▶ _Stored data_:

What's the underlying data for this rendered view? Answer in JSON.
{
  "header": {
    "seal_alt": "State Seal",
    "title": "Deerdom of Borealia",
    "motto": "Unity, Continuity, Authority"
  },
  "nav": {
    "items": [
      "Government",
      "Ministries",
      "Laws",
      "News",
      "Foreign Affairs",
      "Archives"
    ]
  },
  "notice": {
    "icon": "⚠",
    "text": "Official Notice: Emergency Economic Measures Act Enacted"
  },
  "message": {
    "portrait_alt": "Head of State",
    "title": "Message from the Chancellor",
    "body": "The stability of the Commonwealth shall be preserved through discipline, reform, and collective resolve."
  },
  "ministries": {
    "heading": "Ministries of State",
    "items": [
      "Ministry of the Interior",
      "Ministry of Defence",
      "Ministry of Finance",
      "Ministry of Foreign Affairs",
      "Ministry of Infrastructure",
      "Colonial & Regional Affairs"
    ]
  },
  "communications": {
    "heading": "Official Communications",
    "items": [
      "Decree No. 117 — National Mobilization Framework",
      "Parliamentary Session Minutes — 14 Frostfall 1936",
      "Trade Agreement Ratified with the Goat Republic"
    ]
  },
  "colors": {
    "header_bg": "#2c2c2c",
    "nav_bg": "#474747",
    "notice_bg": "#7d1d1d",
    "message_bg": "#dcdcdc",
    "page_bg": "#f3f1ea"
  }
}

▶ _The exercise_:
Please output the entries above, every line exactly as it reads.

▶ _Result_:
What's the underlying data for this rendered view? Answer in JSON.
{
  "header": {
    "seal_alt": "State Seal",
    "title": "Deerdom of Borealia",
    "motto": "Unity, Continuity, Authority"
  },
  "nav": {
    "items": [
      "Government",
      "Ministries",
      "Laws",
      "News",
      "Foreign Affairs",
      "Archives"
    ]
  },
  "notice": {
    "icon": "⚠",
    "text": "Official Notice: Emergency Economic Measures Act Enacted"
  },
  "message": {
    "portrait_alt": "Head of State",
    "title": "Message from the Chancellor",
    "body": "The stability of the Commonwealth shall be preserved through discipline, reform, and collective resolve."
  },
  "ministries": {
    "heading": "Ministries of State",
    "items": [
      "Ministry of the Interior",
      "Ministry of Defence",
      "Ministry of Finance",
      "Ministry of Foreign Affairs",
      "Ministry of Infrastructure",
      "Colonial & Regional Affairs"
    ]
  },
  "communications": {
    "heading": "Official Communications",
    "items": [
      "Decree No. 117 — National Mobilization Framework",
      "Parliamentary Session Minutes — 14 Frostfall 1936",
      "Trade Agreement Ratified with the Goat Republic"
    ]
  },
  "colors": {
    "header_bg": "#2c2c2c",
    "nav_bg": "#474747",
    "notice_bg": "#7d1d1d",
    "message_bg": "#dcdcdc",
    "page_bg": "#f3f1ea"
  }
}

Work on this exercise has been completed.